[Element and region listings]
-- -- --

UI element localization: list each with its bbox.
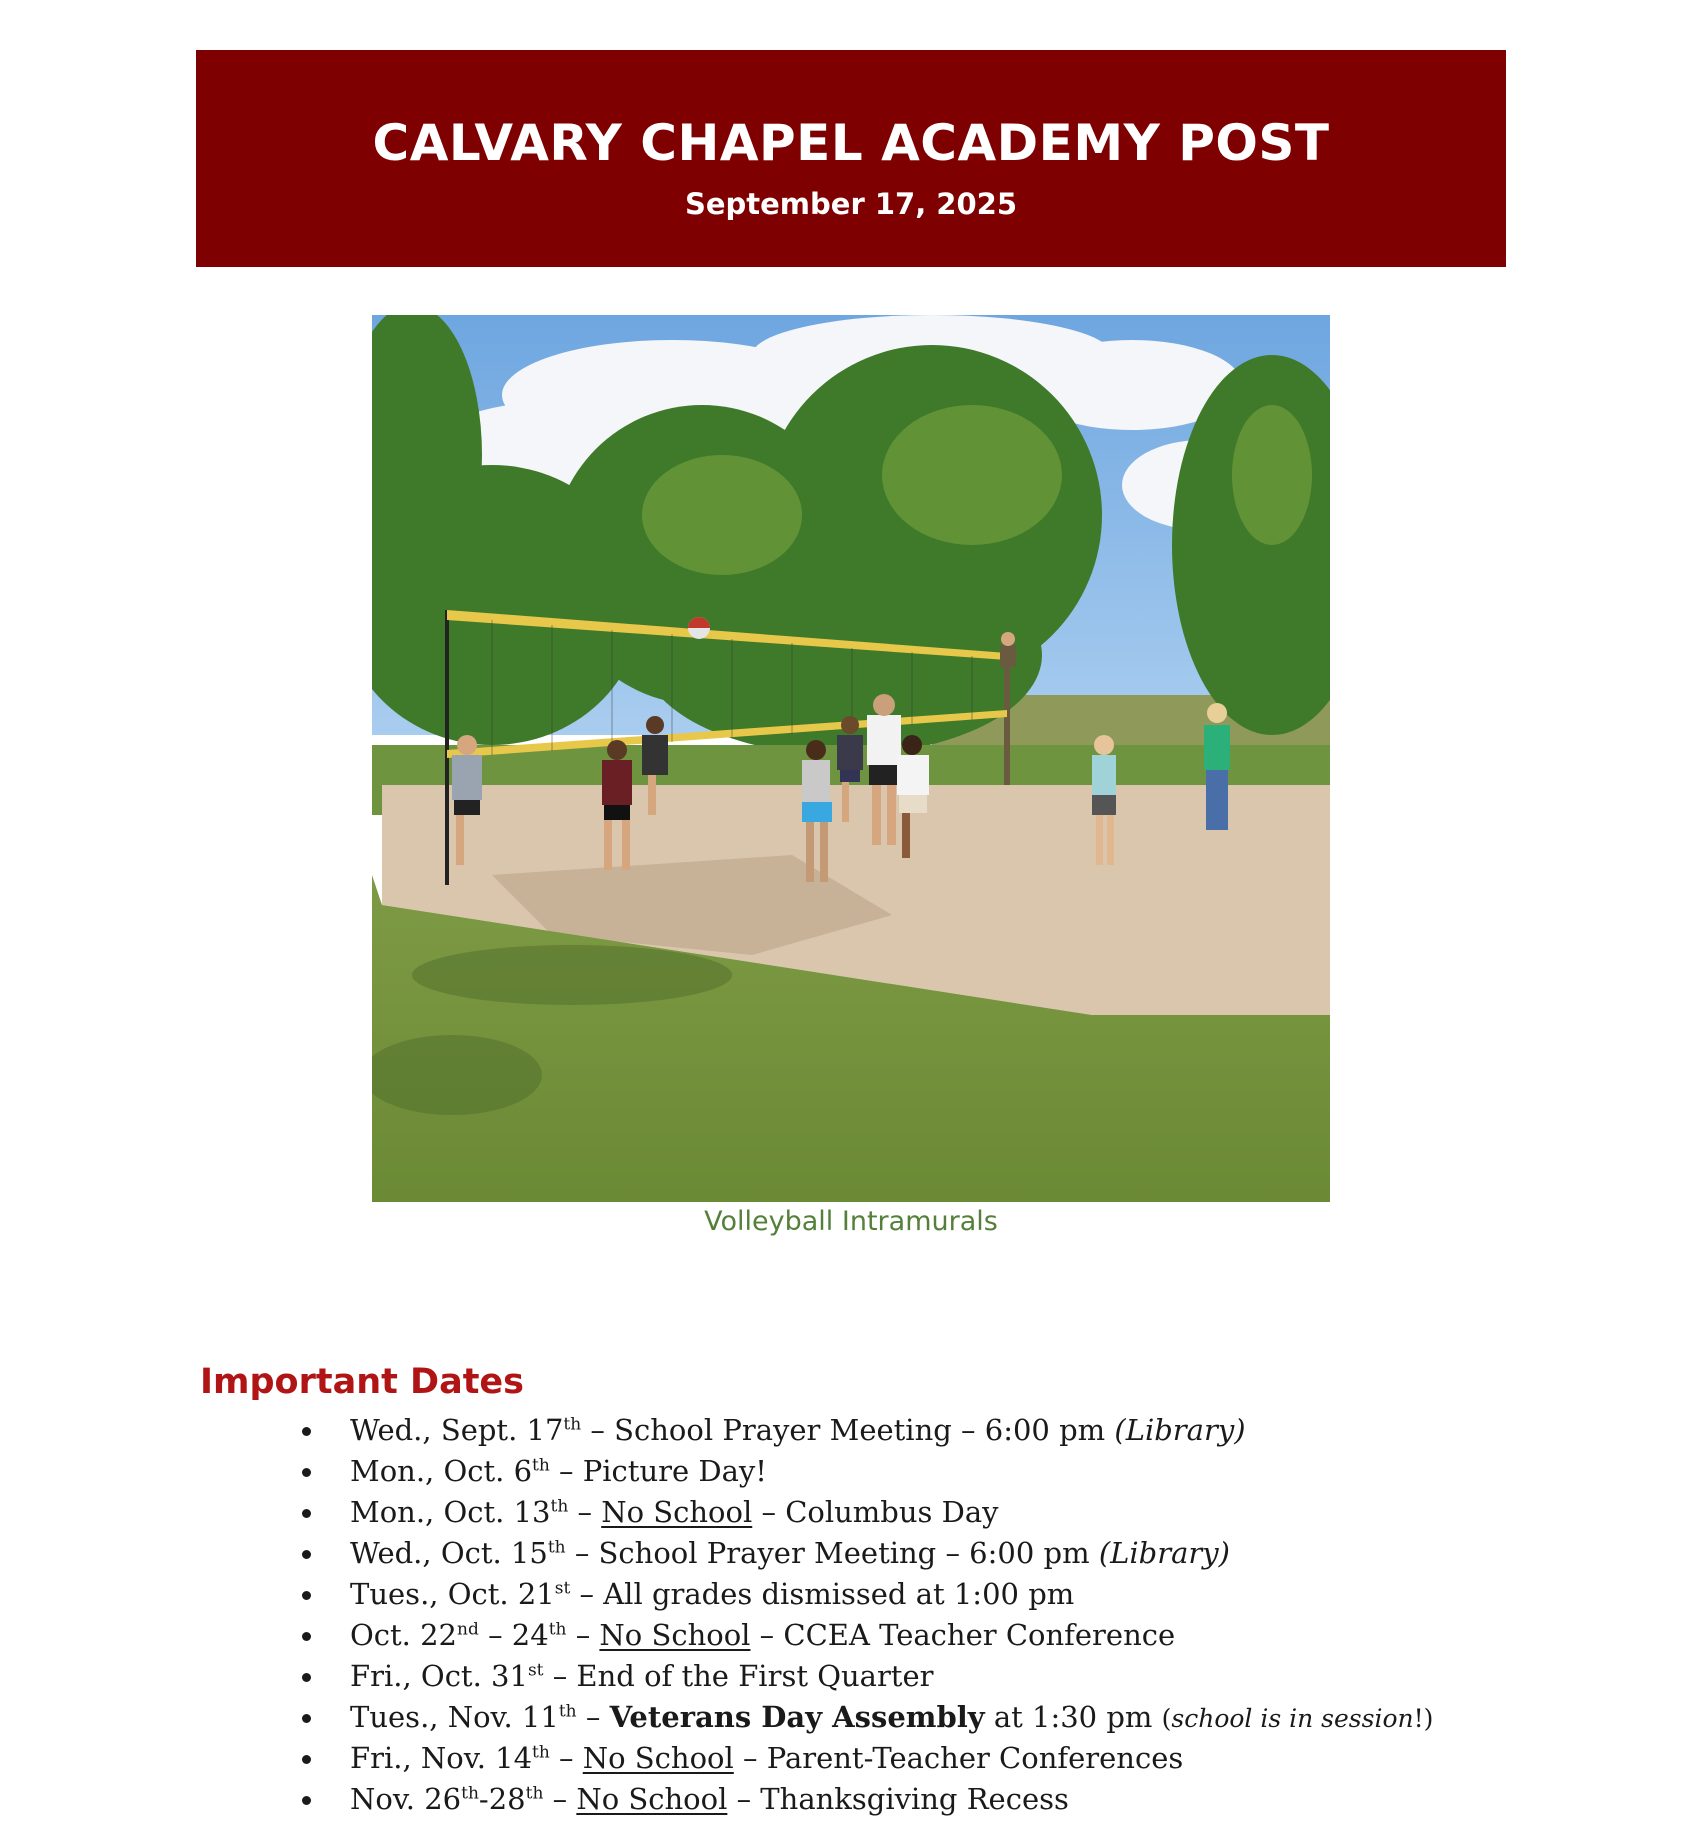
bullet-icon xyxy=(302,1427,311,1436)
important-dates-list xyxy=(290,1410,1550,1820)
list-item: Tues., Nov. 11th – Veterans Day Assembly at 1:30 pm (school is in session!) xyxy=(290,1697,1550,1738)
list-item: Fri., Nov. 14th – No School – Parent-Teacher Conferences xyxy=(290,1738,1550,1779)
photo-caption: Volleyball Intramurals xyxy=(704,1206,998,1237)
newsletter-date: September 17, 2025 xyxy=(684,187,1018,221)
bullet-icon xyxy=(302,1468,311,1477)
list-item: Nov. 26th-28th – No School – Thanksgiving Recess xyxy=(290,1779,1550,1820)
volleyball-photo xyxy=(372,315,1330,1202)
list-item: Mon., Oct. 6th – Picture Day! xyxy=(290,1451,1550,1492)
bullet-icon xyxy=(302,1509,311,1518)
bullet-icon xyxy=(302,1591,311,1600)
list-item: Tues., Oct. 21st – All grades dismissed at 1:00 pm xyxy=(290,1574,1550,1615)
list-item: Mon., Oct. 13th – No School – Columbus Day xyxy=(290,1492,1550,1533)
bullet-icon xyxy=(302,1755,311,1764)
list-item: Oct. 22nd – 24th – No School – CCEA Teacher Conference xyxy=(290,1615,1550,1656)
volleyball xyxy=(688,617,710,639)
newsletter-title: CALVARY CHAPEL ACADEMY POST xyxy=(372,114,1330,172)
important-dates-heading: Important Dates xyxy=(200,1362,525,1402)
list-item: Fri., Oct. 31st – End of the First Quarter xyxy=(290,1656,1550,1697)
bullet-icon xyxy=(302,1632,311,1641)
bullet-icon xyxy=(302,1796,311,1805)
bullet-icon xyxy=(302,1714,311,1723)
bullet-icon xyxy=(302,1550,311,1559)
header-banner xyxy=(196,50,1506,267)
list-item: Wed., Sept. 17th – School Prayer Meeting – 6:00 pm (Library) xyxy=(290,1410,1550,1451)
bullet-icon xyxy=(302,1673,311,1682)
list-item: Wed., Oct. 15th – School Prayer Meeting – 6:00 pm (Library) xyxy=(290,1533,1550,1574)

-- -- --

WRITTEN INSTRUCTION:
Reproduce every one of the lines above word for word, omitting the pictures from your answer.

SOLUTION:
UI element localization: list each with its bbox.
bullet-icon xyxy=(302,1427,311,1436)
important-dates-list xyxy=(290,1410,1550,1820)
list-item: Tues., Nov. 11th – Veterans Day Assembly at 1:30 pm (school is in session!) xyxy=(290,1697,1550,1738)
list-item: Fri., Nov. 14th – No School – Parent-Teacher Conferences xyxy=(290,1738,1550,1779)
photo-caption: Volleyball Intramurals xyxy=(704,1206,998,1237)
newsletter-date: September 17, 2025 xyxy=(684,187,1018,221)
bullet-icon xyxy=(302,1468,311,1477)
list-item: Nov. 26th-28th – No School – Thanksgiving Recess xyxy=(290,1779,1550,1820)
volleyball-photo xyxy=(372,315,1330,1202)
list-item: Mon., Oct. 6th – Picture Day! xyxy=(290,1451,1550,1492)
bullet-icon xyxy=(302,1509,311,1518)
bullet-icon xyxy=(302,1591,311,1600)
list-item: Tues., Oct. 21st – All grades dismissed at 1:00 pm xyxy=(290,1574,1550,1615)
list-item: Mon., Oct. 13th – No School – Columbus Day xyxy=(290,1492,1550,1533)
bullet-icon xyxy=(302,1755,311,1764)
list-item: Oct. 22nd – 24th – No School – CCEA Teacher Conference xyxy=(290,1615,1550,1656)
volleyball xyxy=(688,617,710,639)
newsletter-title: CALVARY CHAPEL ACADEMY POST xyxy=(372,114,1330,172)
important-dates-heading: Important Dates xyxy=(200,1362,525,1402)
list-item: Fri., Oct. 31st – End of the First Quarter xyxy=(290,1656,1550,1697)
bullet-icon xyxy=(302,1632,311,1641)
bullet-icon xyxy=(302,1796,311,1805)
bullet-icon xyxy=(302,1714,311,1723)
bullet-icon xyxy=(302,1550,311,1559)
header-banner xyxy=(196,50,1506,267)
list-item: Wed., Sept. 17th – School Prayer Meeting – 6:00 pm (Library) xyxy=(290,1410,1550,1451)
bullet-icon xyxy=(302,1673,311,1682)
list-item: Wed., Oct. 15th – School Prayer Meeting – 6:00 pm (Library) xyxy=(290,1533,1550,1574)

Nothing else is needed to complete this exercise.